__Task__. Copy the lines holding the word "Isochlorogenic", all of them.

__Task inputs__.
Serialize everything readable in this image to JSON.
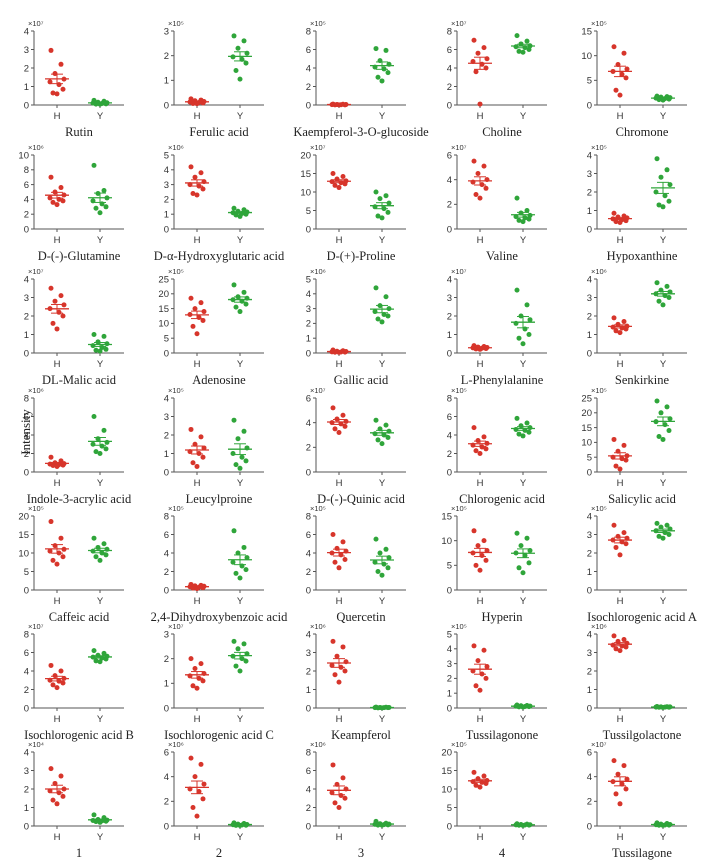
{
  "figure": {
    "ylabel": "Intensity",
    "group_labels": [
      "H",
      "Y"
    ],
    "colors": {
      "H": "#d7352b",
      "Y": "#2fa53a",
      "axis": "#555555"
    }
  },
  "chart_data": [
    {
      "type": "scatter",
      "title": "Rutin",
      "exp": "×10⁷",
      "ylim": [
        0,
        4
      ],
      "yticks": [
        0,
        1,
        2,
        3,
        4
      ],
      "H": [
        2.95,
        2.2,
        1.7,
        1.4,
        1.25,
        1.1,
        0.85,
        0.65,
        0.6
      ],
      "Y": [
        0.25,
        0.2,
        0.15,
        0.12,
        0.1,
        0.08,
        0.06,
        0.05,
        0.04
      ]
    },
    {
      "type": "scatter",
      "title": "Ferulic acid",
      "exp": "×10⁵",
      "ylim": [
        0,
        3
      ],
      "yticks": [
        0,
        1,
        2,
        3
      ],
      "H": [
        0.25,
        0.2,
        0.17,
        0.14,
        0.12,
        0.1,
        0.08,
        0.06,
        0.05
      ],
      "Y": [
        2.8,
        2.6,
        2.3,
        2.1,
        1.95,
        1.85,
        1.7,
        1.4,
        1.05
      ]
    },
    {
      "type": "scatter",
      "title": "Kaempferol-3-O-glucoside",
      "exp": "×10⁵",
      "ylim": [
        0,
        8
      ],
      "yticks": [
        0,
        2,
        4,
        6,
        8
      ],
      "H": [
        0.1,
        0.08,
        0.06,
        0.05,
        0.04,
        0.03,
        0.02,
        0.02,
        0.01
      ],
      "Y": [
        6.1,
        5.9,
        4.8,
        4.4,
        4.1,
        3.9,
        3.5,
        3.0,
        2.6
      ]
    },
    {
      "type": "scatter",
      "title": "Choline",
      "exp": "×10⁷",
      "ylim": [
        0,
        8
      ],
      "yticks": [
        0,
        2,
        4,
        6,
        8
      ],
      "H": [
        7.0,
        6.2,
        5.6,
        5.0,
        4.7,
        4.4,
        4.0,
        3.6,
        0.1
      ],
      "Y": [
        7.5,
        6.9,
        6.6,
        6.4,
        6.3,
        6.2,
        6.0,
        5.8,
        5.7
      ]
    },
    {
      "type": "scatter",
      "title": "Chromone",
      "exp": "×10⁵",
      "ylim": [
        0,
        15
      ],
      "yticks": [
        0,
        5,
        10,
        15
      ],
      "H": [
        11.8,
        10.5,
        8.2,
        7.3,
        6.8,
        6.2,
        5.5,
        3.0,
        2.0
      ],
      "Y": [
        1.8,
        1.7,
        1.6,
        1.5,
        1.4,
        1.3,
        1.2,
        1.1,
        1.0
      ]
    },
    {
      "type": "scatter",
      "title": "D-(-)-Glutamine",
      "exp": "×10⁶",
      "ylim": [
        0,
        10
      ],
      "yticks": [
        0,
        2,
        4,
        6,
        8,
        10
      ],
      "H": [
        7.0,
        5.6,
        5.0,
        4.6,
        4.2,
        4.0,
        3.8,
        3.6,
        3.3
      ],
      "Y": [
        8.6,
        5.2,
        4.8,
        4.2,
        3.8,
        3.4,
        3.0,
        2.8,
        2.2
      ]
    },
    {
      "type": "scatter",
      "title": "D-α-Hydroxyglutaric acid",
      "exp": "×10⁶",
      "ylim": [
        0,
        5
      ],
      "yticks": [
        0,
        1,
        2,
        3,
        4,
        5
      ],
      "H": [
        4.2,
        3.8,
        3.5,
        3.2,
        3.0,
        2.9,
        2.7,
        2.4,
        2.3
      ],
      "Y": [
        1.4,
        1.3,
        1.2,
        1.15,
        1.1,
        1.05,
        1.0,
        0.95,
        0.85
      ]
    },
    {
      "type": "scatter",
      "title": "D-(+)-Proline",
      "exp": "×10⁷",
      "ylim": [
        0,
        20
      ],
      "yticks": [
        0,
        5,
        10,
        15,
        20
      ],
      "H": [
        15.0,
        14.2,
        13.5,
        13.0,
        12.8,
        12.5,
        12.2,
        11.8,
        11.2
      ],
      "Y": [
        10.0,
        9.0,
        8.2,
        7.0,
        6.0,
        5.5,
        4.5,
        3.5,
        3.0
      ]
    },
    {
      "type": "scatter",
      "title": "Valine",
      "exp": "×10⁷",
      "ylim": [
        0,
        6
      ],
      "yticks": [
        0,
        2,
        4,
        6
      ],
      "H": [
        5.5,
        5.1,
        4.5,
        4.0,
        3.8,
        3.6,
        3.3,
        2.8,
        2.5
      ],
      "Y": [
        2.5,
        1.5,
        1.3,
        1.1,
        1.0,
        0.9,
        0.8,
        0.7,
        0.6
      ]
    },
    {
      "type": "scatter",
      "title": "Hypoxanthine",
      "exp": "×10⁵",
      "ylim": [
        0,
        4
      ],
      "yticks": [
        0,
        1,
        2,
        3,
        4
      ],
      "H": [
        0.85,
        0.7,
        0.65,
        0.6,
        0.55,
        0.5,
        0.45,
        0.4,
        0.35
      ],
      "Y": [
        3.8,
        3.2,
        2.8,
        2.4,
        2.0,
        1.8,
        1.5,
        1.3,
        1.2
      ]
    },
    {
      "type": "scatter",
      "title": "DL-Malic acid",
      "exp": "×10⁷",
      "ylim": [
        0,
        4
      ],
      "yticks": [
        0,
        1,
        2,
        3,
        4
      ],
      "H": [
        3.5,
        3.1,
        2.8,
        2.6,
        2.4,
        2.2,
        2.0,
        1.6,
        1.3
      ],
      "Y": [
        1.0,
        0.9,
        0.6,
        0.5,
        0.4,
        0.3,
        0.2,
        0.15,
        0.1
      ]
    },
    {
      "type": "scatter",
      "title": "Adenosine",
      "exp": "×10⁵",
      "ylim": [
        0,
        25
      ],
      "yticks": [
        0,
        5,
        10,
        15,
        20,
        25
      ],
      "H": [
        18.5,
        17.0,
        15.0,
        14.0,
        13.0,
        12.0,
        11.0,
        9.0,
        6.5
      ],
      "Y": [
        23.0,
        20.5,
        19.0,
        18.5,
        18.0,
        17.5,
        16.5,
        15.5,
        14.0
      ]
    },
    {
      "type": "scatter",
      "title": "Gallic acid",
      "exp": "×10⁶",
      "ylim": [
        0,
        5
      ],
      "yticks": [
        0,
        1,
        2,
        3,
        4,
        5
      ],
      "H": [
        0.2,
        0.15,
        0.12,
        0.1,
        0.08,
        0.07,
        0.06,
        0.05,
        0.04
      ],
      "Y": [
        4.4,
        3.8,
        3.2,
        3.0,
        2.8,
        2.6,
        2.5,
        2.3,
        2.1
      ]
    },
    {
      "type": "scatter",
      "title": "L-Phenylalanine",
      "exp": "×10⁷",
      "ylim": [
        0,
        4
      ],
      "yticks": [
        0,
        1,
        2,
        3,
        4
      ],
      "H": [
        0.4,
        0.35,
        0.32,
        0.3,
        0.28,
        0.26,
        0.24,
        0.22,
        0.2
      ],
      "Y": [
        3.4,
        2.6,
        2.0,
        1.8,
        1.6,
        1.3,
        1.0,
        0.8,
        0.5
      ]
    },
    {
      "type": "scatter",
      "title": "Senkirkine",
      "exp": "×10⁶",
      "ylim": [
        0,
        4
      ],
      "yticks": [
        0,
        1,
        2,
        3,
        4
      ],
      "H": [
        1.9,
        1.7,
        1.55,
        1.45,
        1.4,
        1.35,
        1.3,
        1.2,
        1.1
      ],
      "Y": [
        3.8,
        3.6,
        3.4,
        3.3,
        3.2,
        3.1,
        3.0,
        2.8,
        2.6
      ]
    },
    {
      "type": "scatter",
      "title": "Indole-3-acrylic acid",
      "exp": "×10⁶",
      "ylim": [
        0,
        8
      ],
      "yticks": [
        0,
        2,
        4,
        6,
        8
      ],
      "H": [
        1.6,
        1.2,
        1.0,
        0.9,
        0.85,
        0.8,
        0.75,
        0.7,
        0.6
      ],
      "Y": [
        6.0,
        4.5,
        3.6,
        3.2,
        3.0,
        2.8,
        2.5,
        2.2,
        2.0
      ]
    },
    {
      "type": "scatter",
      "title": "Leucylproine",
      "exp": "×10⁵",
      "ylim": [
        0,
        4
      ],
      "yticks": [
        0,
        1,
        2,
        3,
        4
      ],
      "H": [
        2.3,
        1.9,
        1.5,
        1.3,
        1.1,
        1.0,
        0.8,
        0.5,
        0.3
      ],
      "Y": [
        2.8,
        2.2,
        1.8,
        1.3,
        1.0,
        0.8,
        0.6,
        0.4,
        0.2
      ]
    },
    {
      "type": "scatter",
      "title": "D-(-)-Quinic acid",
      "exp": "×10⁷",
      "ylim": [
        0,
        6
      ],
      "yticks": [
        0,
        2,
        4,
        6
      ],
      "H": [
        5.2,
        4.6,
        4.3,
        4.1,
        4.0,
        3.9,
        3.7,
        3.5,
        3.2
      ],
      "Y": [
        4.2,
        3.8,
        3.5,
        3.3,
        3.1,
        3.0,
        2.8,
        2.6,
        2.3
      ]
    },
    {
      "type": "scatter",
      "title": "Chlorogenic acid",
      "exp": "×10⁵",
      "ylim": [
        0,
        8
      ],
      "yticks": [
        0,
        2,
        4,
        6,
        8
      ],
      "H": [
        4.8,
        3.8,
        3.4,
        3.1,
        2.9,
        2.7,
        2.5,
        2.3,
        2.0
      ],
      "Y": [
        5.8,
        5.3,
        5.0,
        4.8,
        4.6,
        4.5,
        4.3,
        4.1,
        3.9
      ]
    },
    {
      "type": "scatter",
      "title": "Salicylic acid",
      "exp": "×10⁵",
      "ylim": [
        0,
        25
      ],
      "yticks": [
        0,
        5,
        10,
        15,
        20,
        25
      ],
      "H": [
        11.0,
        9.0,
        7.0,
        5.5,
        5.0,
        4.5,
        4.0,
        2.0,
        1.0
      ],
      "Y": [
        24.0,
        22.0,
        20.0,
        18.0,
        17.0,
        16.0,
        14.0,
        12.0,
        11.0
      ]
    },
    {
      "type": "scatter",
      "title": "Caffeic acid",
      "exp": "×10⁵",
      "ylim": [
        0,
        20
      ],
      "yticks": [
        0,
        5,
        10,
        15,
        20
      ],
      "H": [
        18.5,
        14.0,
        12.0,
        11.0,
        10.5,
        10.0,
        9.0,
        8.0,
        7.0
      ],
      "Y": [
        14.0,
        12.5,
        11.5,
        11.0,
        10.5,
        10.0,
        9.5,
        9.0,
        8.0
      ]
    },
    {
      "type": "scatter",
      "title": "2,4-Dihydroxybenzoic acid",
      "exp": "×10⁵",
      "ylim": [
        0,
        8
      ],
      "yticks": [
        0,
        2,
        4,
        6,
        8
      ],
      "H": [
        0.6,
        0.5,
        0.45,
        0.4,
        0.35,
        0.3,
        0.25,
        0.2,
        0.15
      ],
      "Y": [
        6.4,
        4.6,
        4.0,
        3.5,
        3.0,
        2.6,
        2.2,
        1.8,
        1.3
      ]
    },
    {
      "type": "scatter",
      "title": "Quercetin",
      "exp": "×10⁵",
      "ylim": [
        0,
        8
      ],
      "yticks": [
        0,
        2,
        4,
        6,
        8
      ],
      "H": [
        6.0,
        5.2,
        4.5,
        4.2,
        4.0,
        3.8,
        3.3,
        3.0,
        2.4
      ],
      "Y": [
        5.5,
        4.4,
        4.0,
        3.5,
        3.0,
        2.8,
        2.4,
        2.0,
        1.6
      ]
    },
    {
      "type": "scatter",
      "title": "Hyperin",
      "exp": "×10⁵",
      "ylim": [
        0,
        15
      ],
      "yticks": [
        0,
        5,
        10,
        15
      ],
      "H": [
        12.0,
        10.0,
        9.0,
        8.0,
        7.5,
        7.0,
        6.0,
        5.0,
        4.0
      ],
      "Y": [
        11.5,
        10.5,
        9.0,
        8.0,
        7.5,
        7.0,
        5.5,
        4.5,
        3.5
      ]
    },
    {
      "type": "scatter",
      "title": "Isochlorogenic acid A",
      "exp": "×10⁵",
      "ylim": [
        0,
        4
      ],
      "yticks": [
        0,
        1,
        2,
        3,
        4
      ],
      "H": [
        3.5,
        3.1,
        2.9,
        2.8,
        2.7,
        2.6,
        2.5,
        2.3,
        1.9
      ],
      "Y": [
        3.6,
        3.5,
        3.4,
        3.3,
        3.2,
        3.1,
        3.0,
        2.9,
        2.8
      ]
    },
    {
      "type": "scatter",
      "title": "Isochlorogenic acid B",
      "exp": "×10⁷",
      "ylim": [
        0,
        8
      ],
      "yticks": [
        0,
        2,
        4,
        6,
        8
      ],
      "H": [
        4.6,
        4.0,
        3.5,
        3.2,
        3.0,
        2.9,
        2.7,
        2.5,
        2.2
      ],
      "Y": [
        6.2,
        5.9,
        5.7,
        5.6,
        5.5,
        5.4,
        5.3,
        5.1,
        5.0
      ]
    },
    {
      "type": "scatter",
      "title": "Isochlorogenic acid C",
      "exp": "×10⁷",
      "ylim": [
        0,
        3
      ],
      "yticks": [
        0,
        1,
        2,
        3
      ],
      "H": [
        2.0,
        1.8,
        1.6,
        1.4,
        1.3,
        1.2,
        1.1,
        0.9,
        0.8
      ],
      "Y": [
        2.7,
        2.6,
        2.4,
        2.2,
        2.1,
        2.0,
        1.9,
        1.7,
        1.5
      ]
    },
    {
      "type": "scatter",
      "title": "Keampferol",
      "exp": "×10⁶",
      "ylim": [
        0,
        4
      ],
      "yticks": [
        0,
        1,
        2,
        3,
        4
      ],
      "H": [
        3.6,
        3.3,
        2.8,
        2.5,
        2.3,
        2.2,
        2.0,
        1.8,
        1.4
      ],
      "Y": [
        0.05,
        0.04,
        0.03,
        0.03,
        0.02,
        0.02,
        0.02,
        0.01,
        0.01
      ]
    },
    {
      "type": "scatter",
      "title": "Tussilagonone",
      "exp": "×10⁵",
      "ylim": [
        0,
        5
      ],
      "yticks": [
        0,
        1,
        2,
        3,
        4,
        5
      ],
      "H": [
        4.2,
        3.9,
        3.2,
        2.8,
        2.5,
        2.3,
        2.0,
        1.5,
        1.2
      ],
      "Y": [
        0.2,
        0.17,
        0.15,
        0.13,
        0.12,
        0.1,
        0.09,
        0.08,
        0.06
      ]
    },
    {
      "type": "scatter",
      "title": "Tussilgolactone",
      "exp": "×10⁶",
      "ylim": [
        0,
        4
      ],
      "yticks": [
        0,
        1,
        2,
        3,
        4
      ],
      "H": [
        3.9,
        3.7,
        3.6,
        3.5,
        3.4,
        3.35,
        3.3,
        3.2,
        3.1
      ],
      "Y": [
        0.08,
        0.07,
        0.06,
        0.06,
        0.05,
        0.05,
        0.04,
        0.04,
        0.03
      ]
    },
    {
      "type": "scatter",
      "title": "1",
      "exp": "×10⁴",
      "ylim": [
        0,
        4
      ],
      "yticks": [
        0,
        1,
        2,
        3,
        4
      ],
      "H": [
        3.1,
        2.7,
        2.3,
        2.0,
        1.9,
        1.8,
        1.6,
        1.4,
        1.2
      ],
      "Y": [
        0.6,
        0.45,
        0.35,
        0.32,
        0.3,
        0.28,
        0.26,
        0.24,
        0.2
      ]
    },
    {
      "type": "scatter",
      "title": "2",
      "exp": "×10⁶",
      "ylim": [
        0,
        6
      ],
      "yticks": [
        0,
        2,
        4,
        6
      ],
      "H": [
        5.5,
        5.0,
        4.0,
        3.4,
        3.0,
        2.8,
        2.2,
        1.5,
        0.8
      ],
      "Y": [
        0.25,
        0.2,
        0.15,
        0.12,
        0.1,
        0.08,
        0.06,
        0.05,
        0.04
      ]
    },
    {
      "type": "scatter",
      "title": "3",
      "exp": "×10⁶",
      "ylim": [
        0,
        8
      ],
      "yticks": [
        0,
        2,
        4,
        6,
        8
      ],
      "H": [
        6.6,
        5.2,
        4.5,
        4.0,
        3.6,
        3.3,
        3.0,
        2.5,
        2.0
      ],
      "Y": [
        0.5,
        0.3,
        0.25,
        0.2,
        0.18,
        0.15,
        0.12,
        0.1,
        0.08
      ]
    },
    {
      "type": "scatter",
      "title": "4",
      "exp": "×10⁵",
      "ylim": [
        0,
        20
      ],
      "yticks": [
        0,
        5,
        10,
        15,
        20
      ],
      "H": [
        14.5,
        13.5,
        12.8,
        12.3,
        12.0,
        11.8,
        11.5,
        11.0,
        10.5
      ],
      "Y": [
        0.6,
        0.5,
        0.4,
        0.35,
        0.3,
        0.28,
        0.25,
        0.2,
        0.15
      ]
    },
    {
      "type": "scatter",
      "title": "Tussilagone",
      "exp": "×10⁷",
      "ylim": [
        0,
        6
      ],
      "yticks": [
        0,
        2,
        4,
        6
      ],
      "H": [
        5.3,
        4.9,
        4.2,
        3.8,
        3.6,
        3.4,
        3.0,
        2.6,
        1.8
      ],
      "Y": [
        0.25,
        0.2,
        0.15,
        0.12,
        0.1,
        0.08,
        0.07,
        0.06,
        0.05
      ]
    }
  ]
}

__Output for this task__.
      "title": "Isochlorogenic acid A",
      "title": "Isochlorogenic acid B",
      "title": "Isochlorogenic acid C",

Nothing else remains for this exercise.